Figure content listings
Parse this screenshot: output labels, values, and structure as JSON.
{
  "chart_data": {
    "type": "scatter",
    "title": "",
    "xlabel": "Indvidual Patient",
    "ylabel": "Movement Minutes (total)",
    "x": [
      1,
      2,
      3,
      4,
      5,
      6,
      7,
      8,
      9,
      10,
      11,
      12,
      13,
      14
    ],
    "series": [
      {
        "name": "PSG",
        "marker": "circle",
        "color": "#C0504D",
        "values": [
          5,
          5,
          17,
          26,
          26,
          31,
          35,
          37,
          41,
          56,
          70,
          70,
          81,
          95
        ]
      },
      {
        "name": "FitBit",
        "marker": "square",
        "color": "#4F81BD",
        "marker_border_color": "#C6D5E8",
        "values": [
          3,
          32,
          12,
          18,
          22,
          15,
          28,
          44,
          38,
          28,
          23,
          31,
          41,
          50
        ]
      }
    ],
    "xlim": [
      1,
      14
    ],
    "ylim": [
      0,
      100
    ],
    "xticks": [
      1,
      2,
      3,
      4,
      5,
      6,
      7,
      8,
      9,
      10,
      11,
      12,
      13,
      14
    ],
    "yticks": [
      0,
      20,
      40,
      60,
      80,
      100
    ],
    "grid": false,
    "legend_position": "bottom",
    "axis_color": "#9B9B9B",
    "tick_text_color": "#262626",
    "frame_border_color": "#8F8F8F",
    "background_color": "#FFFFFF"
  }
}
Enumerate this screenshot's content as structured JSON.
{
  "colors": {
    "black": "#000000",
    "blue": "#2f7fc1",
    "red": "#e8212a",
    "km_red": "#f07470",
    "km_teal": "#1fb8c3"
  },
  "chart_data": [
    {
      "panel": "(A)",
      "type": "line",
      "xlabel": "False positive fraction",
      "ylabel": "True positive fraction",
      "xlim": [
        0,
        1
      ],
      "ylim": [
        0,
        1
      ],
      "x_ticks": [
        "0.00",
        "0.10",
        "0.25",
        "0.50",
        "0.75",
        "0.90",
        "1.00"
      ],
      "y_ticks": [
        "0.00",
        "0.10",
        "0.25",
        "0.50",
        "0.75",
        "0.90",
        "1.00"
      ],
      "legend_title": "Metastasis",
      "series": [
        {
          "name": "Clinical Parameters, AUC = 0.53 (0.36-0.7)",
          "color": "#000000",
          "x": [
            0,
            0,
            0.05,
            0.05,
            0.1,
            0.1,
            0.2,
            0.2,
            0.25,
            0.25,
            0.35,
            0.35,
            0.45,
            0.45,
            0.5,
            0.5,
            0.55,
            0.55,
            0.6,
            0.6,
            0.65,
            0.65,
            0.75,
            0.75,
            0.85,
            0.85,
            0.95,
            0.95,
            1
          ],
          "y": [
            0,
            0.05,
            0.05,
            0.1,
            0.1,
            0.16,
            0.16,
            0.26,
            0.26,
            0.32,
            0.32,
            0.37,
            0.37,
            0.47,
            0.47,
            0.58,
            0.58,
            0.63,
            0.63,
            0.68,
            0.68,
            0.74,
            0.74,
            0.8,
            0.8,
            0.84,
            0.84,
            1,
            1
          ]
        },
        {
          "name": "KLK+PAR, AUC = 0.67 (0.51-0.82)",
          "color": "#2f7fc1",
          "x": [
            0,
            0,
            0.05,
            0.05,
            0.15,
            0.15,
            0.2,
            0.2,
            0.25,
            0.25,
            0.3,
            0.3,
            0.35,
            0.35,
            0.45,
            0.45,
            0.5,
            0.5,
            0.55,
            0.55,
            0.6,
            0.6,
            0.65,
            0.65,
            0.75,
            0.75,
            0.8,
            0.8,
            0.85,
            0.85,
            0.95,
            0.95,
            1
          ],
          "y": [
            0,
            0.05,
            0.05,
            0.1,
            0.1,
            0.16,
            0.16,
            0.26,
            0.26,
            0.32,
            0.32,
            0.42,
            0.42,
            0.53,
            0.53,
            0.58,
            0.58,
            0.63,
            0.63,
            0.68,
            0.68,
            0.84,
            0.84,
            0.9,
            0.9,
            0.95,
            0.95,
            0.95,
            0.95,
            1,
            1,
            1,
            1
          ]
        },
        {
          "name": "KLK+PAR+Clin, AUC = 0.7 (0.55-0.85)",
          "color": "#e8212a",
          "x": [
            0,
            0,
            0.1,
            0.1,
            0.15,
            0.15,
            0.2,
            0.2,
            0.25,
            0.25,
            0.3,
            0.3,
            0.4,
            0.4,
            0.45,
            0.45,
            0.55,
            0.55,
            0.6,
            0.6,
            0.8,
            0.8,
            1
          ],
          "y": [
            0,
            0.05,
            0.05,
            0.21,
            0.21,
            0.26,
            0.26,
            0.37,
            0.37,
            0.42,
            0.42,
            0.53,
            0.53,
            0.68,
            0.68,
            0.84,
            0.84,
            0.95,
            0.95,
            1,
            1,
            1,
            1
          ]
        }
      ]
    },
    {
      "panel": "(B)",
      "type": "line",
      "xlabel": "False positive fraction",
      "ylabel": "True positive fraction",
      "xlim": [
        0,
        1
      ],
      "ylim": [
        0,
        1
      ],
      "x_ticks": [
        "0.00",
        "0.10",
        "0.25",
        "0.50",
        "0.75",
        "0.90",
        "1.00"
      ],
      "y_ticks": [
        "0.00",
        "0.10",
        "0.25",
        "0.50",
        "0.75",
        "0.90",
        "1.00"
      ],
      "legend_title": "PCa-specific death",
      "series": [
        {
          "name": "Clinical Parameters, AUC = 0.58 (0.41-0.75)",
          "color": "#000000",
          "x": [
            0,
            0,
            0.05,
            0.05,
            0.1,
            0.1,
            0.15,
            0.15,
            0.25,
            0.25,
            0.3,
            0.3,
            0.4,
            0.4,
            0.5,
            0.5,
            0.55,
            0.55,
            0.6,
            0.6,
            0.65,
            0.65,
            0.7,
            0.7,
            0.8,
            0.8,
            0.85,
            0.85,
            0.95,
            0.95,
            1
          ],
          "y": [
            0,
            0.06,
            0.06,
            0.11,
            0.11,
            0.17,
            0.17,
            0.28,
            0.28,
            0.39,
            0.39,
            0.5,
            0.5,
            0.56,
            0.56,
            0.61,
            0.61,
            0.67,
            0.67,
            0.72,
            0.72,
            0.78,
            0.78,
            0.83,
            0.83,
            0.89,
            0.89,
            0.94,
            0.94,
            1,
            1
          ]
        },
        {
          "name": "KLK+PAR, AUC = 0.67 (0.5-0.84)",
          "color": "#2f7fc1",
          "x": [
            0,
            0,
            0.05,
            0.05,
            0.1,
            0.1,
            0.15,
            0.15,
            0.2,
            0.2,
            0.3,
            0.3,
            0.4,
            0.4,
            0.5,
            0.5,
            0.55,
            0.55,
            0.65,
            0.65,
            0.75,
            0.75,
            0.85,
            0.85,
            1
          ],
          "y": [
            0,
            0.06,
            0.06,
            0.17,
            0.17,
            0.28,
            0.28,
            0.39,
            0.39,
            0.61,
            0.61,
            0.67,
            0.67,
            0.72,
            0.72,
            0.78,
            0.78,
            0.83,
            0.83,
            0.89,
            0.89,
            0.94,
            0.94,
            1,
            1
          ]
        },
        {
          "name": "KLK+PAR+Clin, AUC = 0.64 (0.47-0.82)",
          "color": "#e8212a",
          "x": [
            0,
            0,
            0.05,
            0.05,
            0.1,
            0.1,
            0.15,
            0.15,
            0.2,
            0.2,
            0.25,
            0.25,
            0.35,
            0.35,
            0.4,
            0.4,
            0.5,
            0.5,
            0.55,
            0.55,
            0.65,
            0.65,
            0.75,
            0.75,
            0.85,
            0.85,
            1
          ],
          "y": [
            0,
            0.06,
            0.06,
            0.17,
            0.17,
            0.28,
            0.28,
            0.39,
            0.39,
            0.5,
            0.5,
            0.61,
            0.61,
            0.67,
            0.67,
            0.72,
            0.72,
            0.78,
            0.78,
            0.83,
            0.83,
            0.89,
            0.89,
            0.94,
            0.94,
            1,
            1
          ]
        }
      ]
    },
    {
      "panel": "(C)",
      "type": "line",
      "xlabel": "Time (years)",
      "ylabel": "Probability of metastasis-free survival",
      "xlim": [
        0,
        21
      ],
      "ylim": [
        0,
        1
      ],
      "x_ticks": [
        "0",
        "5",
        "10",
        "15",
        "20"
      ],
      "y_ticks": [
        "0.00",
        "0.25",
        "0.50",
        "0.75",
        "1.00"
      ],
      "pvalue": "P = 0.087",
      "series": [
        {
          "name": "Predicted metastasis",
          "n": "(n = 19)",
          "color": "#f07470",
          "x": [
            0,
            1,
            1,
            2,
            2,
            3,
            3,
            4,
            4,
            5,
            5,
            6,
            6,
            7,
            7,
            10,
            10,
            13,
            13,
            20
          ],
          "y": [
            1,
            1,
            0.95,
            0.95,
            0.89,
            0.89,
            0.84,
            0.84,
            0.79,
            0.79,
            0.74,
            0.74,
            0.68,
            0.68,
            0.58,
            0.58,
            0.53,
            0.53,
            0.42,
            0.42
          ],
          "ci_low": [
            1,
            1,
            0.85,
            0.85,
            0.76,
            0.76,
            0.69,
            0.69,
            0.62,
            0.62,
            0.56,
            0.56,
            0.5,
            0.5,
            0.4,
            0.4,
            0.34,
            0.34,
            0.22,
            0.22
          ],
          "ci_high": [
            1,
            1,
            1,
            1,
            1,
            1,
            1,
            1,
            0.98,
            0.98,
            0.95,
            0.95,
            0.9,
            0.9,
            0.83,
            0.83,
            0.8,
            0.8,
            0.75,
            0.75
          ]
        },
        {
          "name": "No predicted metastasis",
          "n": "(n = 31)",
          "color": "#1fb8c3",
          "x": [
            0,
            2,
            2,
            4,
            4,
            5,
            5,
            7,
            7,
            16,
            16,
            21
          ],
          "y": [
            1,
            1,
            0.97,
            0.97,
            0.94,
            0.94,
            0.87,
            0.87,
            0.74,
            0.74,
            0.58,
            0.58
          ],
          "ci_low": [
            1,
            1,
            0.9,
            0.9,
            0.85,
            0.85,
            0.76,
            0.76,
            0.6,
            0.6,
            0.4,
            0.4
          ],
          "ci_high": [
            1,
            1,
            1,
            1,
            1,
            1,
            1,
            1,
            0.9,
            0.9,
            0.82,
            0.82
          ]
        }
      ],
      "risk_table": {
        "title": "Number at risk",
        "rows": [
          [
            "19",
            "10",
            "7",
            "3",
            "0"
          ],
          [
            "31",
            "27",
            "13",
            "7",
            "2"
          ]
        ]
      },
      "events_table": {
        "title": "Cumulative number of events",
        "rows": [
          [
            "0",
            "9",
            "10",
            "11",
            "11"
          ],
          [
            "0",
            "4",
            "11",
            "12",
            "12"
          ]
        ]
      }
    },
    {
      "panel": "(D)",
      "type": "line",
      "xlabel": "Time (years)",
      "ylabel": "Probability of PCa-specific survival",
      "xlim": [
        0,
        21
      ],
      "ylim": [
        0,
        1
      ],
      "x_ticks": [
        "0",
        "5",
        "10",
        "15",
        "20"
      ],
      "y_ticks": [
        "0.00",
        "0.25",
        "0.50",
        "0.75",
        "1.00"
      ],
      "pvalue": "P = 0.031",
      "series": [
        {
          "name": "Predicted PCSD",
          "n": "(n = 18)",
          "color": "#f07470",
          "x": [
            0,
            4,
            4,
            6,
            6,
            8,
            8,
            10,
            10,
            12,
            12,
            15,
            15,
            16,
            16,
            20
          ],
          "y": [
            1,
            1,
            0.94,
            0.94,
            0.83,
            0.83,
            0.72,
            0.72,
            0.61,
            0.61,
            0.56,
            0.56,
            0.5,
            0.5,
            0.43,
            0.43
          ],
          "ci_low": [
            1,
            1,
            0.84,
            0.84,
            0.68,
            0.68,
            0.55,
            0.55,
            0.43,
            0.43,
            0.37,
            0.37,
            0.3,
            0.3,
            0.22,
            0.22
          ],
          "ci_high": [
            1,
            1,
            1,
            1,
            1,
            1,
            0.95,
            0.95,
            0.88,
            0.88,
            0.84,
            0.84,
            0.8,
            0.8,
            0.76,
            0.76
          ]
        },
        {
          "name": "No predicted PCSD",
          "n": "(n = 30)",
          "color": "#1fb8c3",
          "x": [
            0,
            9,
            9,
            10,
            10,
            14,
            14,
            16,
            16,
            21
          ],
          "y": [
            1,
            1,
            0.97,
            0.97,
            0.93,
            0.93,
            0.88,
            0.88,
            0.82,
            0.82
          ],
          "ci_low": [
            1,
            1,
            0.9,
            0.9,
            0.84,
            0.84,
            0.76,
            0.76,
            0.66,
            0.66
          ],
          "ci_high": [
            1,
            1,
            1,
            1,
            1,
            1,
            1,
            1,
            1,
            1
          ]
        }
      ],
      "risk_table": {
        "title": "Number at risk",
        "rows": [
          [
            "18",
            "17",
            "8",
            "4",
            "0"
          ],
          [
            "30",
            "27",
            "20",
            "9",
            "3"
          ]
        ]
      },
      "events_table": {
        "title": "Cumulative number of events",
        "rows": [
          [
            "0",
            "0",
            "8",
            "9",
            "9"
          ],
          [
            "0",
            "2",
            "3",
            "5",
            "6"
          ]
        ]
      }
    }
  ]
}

THE REQUEST
Search the entries for the word "Clinical", then list each line that holds it.

TASK ANSWER
          "name": "Clinical Parameters, AUC = 0.53 (0.36-0.7)",
          "name": "Clinical Parameters, AUC = 0.58 (0.41-0.75)",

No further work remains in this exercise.